▶ **Written instruction**
Give every line of the material again, exactly as written.

[Stored data]
● ● ● ●

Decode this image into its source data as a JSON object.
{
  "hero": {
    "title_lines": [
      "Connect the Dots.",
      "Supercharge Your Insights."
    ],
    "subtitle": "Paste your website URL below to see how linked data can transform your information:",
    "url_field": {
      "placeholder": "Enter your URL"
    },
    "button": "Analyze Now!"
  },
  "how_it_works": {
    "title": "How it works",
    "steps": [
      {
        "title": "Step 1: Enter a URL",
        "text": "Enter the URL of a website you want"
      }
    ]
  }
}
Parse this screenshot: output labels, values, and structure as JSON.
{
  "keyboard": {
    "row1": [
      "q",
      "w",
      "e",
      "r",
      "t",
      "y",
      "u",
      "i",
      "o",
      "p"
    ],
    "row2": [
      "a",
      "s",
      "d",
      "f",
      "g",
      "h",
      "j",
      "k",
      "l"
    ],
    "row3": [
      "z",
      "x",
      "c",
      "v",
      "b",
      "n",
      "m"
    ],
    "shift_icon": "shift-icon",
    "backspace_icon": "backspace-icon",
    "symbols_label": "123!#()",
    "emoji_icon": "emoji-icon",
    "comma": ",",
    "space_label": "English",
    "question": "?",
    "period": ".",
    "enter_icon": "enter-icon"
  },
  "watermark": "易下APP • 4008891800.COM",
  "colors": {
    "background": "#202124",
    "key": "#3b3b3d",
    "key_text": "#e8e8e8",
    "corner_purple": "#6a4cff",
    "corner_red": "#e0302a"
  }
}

● ● ● ●

▶ **Task solution**
Decode this image into its source data as a JSON object.
{
  "hero": {
    "title_lines": [
      "Connect the Dots.",
      "Supercharge Your Insights."
    ],
    "subtitle": "Paste your website URL below to see how linked data can transform your information:",
    "url_field": {
      "placeholder": "Enter your URL"
    },
    "button": "Analyze Now!"
  },
  "how_it_works": {
    "title": "How it works",
    "steps": [
      {
        "title": "Step 1: Enter a URL",
        "text": "Enter the URL of a website you want"
      }
    ]
  }
}
Parse this screenshot: output labels, values, and structure as JSON.
{
  "keyboard": {
    "row1": [
      "q",
      "w",
      "e",
      "r",
      "t",
      "y",
      "u",
      "i",
      "o",
      "p"
    ],
    "row2": [
      "a",
      "s",
      "d",
      "f",
      "g",
      "h",
      "j",
      "k",
      "l"
    ],
    "row3": [
      "z",
      "x",
      "c",
      "v",
      "b",
      "n",
      "m"
    ],
    "shift_icon": "shift-icon",
    "backspace_icon": "backspace-icon",
    "symbols_label": "123!#()",
    "emoji_icon": "emoji-icon",
    "comma": ",",
    "space_label": "English",
    "question": "?",
    "period": ".",
    "enter_icon": "enter-icon"
  },
  "watermark": "易下APP • 4008891800.COM",
  "colors": {
    "background": "#202124",
    "key": "#3b3b3d",
    "key_text": "#e8e8e8",
    "corner_purple": "#6a4cff",
    "corner_red": "#e0302a"
  }
}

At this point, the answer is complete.